**WORK INSTRUCTIONS**: Reproduce every line of the records below word for word, with no changes.

Collected data entries:

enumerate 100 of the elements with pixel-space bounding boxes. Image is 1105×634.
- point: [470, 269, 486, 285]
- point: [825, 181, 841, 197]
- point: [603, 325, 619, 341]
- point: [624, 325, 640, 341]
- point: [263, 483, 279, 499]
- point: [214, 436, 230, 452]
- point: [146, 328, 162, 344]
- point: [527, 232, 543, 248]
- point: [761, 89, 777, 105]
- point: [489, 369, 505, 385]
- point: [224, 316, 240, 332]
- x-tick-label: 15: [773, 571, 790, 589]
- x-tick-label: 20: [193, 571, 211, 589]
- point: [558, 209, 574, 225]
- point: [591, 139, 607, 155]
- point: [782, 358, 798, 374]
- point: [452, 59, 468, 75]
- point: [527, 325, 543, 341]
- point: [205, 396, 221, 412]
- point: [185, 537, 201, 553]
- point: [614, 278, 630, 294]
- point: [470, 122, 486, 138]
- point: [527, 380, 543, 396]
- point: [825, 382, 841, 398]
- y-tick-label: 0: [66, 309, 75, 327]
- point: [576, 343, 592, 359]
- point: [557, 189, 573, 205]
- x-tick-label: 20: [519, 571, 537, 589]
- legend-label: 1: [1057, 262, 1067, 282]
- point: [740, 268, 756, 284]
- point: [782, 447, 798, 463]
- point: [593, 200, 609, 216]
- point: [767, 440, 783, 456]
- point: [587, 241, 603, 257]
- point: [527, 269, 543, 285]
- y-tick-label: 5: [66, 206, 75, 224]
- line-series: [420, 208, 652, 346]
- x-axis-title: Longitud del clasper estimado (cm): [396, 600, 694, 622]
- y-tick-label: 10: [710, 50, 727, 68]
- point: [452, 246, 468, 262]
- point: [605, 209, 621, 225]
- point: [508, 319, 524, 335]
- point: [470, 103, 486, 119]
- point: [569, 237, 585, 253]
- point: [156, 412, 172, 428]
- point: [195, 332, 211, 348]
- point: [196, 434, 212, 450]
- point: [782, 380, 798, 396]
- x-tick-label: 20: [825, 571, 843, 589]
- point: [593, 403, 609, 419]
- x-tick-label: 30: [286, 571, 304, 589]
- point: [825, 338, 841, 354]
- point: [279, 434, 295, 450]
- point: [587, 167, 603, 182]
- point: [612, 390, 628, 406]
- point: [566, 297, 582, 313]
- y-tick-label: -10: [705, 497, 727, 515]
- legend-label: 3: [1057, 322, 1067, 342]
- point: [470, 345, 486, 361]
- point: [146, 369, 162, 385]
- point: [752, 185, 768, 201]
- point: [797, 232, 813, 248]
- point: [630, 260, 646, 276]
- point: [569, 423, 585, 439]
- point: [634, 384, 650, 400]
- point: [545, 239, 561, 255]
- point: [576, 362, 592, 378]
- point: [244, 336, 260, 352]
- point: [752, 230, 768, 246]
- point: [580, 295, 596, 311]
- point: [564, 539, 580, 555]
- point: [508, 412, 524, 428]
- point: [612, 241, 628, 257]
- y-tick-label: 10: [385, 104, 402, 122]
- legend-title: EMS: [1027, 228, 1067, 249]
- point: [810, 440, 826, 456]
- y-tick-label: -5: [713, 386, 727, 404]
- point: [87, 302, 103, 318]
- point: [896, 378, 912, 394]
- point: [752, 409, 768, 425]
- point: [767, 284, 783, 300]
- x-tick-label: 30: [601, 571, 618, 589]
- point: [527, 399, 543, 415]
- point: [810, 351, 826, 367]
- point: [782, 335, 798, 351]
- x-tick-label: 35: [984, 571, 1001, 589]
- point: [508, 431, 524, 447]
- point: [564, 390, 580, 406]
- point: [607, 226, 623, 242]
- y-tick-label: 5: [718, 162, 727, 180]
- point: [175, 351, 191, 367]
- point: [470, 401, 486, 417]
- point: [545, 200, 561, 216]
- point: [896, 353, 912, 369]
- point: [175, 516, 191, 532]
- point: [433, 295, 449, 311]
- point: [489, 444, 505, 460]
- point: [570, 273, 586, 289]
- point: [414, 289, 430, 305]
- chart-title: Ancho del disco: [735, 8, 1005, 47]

**SOLUTION FOR THIS EXERCISE**:
enumerate 100 of the elements with pixel-space bounding boxes. Image is 1105×634.
- point: [470, 269, 486, 285]
- point: [825, 181, 841, 197]
- point: [603, 325, 619, 341]
- point: [624, 325, 640, 341]
- point: [263, 483, 279, 499]
- point: [214, 436, 230, 452]
- point: [146, 328, 162, 344]
- point: [527, 232, 543, 248]
- point: [761, 89, 777, 105]
- point: [489, 369, 505, 385]
- point: [224, 316, 240, 332]
- x-tick-label: 15: [773, 571, 790, 589]
- x-tick-label: 20: [193, 571, 211, 589]
- point: [558, 209, 574, 225]
- point: [591, 139, 607, 155]
- point: [782, 358, 798, 374]
- point: [452, 59, 468, 75]
- point: [527, 325, 543, 341]
- point: [205, 396, 221, 412]
- point: [185, 537, 201, 553]
- point: [614, 278, 630, 294]
- point: [470, 122, 486, 138]
- point: [527, 380, 543, 396]
- point: [825, 382, 841, 398]
- y-tick-label: 0: [66, 309, 75, 327]
- point: [576, 343, 592, 359]
- point: [557, 189, 573, 205]
- x-tick-label: 20: [519, 571, 537, 589]
- legend-label: 1: [1057, 262, 1067, 282]
- point: [740, 268, 756, 284]
- point: [782, 447, 798, 463]
- point: [593, 200, 609, 216]
- point: [767, 440, 783, 456]
- point: [587, 241, 603, 257]
- point: [527, 269, 543, 285]
- y-tick-label: 5: [66, 206, 75, 224]
- line-series: [420, 208, 652, 346]
- x-axis-title: Longitud del clasper estimado (cm): [396, 600, 694, 622]
- y-tick-label: 10: [710, 50, 727, 68]
- point: [452, 246, 468, 262]
- point: [605, 209, 621, 225]
- point: [508, 319, 524, 335]
- point: [470, 103, 486, 119]
- point: [569, 237, 585, 253]
- point: [156, 412, 172, 428]
- point: [195, 332, 211, 348]
- point: [196, 434, 212, 450]
- point: [782, 380, 798, 396]
- x-tick-label: 20: [825, 571, 843, 589]
- point: [593, 403, 609, 419]
- x-tick-label: 30: [286, 571, 304, 589]
- point: [825, 338, 841, 354]
- point: [279, 434, 295, 450]
- point: [587, 167, 603, 182]
- point: [612, 390, 628, 406]
- point: [566, 297, 582, 313]
- y-tick-label: -10: [705, 497, 727, 515]
- legend-label: 3: [1057, 322, 1067, 342]
- point: [470, 345, 486, 361]
- point: [146, 369, 162, 385]
- point: [752, 185, 768, 201]
- point: [797, 232, 813, 248]
- point: [630, 260, 646, 276]
- point: [569, 423, 585, 439]
- point: [634, 384, 650, 400]
- point: [545, 239, 561, 255]
- point: [576, 362, 592, 378]
- point: [244, 336, 260, 352]
- point: [752, 230, 768, 246]
- point: [580, 295, 596, 311]
- point: [564, 539, 580, 555]
- point: [508, 412, 524, 428]
- point: [612, 241, 628, 257]
- y-tick-label: 10: [385, 104, 402, 122]
- legend-title: EMS: [1027, 228, 1067, 249]
- point: [810, 440, 826, 456]
- y-tick-label: -5: [713, 386, 727, 404]
- point: [87, 302, 103, 318]
- point: [896, 378, 912, 394]
- point: [752, 409, 768, 425]
- point: [767, 284, 783, 300]
- x-tick-label: 30: [601, 571, 618, 589]
- point: [527, 399, 543, 415]
- point: [810, 351, 826, 367]
- point: [782, 335, 798, 351]
- x-tick-label: 35: [984, 571, 1001, 589]
- point: [508, 431, 524, 447]
- point: [564, 390, 580, 406]
- point: [607, 226, 623, 242]
- y-tick-label: 5: [718, 162, 727, 180]
- point: [175, 351, 191, 367]
- point: [470, 401, 486, 417]
- point: [545, 200, 561, 216]
- point: [896, 353, 912, 369]
- point: [175, 516, 191, 532]
- point: [433, 295, 449, 311]
- point: [489, 444, 505, 460]
- point: [570, 273, 586, 289]
- point: [414, 289, 430, 305]
- chart-title: Ancho del disco: [735, 8, 1005, 47]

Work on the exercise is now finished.